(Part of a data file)
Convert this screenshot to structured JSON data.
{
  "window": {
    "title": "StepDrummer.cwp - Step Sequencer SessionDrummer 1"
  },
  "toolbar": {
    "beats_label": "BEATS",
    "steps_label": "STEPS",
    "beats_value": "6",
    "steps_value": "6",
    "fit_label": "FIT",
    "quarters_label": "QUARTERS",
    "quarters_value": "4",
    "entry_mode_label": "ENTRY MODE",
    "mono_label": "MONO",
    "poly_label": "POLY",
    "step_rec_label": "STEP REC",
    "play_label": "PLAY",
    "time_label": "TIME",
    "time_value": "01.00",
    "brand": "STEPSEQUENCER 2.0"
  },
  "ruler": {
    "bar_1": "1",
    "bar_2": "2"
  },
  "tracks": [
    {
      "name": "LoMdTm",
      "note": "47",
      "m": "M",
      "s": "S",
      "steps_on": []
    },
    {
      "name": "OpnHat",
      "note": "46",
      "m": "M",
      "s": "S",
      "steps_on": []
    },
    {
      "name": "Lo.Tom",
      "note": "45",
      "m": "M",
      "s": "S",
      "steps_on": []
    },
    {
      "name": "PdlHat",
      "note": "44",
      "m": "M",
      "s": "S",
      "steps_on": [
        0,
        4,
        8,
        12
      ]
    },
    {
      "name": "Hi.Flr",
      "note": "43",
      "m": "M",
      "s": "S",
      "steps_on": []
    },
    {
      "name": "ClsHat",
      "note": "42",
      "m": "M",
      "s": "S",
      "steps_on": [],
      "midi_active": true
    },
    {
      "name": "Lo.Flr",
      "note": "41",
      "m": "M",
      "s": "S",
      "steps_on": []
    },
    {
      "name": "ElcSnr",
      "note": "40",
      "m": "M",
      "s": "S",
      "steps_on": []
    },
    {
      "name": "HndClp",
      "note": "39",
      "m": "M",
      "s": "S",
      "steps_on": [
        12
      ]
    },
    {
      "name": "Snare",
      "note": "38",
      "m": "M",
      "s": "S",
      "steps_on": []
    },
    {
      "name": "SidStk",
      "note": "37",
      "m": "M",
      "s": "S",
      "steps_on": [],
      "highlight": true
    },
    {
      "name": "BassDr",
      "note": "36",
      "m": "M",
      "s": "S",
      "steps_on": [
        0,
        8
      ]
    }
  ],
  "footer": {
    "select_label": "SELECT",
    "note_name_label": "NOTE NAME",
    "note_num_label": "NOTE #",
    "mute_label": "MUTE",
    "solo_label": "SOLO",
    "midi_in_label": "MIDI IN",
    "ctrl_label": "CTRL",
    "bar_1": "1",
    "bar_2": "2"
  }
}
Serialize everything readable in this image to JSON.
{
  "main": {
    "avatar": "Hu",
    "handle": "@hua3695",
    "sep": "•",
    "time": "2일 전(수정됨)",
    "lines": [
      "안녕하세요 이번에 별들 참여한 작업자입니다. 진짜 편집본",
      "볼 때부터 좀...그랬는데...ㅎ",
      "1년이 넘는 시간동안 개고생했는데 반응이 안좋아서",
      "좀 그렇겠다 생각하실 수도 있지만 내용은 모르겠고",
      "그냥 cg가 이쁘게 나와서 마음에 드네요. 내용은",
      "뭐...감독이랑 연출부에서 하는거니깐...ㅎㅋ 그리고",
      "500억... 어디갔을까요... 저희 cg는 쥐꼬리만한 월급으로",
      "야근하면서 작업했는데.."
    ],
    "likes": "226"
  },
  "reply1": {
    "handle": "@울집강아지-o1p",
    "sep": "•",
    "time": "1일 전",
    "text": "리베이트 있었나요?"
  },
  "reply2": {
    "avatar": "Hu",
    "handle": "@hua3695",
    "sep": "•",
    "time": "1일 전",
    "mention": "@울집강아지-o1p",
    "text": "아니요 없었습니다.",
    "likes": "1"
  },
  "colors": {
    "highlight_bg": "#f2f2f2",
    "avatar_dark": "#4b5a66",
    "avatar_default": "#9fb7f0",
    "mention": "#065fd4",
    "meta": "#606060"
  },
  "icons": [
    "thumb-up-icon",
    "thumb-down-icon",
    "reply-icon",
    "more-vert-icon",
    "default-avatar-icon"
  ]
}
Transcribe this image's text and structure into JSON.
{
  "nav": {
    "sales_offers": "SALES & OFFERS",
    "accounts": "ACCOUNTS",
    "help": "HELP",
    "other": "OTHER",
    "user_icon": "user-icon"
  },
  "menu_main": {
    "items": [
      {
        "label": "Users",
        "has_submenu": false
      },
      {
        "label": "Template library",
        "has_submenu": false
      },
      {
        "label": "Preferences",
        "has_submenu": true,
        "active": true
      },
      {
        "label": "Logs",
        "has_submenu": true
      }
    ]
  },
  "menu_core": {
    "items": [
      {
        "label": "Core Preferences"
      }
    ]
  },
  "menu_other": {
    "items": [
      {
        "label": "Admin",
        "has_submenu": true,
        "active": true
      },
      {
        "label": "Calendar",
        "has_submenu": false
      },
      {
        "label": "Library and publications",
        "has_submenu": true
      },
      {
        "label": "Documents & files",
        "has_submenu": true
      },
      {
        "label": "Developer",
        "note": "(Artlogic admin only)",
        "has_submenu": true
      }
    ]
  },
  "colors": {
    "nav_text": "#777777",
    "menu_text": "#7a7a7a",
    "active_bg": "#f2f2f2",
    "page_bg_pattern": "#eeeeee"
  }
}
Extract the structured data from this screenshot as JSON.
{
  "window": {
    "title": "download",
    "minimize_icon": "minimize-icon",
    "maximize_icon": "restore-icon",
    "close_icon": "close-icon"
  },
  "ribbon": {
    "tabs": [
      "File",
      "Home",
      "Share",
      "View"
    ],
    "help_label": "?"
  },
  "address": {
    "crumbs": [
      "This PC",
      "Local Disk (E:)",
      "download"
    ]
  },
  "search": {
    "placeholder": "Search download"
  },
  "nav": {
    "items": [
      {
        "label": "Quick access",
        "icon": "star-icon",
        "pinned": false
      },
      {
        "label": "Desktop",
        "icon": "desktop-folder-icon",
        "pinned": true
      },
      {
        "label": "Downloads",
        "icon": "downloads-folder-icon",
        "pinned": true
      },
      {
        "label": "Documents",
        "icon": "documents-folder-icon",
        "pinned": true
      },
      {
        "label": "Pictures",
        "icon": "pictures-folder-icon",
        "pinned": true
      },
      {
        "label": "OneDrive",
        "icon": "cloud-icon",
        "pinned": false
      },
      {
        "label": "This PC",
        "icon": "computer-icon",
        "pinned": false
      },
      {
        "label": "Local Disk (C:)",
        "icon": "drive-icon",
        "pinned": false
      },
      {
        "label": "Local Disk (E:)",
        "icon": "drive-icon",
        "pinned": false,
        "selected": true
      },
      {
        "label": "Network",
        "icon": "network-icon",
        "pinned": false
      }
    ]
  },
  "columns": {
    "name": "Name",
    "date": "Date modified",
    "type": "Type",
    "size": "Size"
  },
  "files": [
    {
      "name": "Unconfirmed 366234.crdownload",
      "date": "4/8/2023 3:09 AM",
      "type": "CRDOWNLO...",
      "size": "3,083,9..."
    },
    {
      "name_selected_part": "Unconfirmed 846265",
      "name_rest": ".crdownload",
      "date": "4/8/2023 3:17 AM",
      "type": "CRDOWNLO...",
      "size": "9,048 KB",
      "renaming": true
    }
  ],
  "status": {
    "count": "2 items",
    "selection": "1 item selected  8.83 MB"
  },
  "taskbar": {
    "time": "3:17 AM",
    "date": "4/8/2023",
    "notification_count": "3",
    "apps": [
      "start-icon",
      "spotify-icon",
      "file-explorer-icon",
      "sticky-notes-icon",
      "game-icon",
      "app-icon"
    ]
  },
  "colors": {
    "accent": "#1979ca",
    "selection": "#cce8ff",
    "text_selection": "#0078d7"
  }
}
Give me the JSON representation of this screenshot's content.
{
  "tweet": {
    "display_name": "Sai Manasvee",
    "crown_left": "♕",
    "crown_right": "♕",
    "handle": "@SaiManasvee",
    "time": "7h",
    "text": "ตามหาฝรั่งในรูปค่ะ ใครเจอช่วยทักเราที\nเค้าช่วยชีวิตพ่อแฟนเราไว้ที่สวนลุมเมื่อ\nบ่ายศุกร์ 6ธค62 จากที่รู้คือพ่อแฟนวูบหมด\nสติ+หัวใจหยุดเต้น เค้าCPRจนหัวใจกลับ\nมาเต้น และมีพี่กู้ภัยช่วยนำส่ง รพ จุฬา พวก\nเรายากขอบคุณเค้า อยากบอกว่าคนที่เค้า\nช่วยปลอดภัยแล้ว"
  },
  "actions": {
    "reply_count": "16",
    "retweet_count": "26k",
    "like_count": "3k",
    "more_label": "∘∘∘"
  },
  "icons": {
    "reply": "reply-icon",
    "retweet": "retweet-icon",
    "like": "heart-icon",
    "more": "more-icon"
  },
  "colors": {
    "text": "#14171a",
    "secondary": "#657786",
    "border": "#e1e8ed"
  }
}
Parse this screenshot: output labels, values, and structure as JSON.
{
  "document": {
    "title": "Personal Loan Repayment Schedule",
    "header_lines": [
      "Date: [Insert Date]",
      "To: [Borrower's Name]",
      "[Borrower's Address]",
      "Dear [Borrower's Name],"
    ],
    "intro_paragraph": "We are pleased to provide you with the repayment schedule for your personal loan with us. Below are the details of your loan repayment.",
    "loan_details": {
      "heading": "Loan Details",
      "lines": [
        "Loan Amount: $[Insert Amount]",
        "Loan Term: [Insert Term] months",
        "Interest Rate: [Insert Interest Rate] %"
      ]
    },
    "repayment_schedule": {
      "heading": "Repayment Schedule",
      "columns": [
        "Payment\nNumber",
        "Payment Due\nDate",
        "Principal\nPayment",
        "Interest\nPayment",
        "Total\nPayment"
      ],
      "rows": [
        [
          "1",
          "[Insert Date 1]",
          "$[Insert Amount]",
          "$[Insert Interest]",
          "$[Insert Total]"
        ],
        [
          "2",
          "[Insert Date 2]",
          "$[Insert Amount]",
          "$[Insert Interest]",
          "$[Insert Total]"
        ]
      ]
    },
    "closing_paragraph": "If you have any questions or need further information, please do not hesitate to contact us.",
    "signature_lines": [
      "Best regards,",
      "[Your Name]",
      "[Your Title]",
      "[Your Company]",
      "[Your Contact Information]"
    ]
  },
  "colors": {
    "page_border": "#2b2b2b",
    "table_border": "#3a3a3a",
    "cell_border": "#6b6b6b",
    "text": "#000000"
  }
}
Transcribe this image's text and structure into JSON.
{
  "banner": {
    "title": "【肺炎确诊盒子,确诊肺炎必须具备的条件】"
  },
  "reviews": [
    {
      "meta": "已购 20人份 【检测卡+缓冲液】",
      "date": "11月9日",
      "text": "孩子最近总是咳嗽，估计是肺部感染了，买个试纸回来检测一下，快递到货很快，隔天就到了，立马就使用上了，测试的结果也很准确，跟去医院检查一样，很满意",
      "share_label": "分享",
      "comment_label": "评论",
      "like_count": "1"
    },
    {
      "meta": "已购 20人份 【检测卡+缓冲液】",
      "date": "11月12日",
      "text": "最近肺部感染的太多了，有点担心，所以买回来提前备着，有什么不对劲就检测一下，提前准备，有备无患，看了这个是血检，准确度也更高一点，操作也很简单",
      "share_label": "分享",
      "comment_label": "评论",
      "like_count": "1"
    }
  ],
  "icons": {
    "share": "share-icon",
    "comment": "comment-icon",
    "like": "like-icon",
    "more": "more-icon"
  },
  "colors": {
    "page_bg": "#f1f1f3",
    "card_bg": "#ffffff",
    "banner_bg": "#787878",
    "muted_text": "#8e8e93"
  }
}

**WHAT IS BEING ASKED**. Show the lines of the records that include the string "screenshot".

**OUTPUT FOR THIS TASK**.
Convert this screenshot to structured JSON data.
Extract the structured data from this screenshot as JSON.
Give me the JSON representation of this screenshot's content.
Parse this screenshot: output labels, values, and structure as JSON.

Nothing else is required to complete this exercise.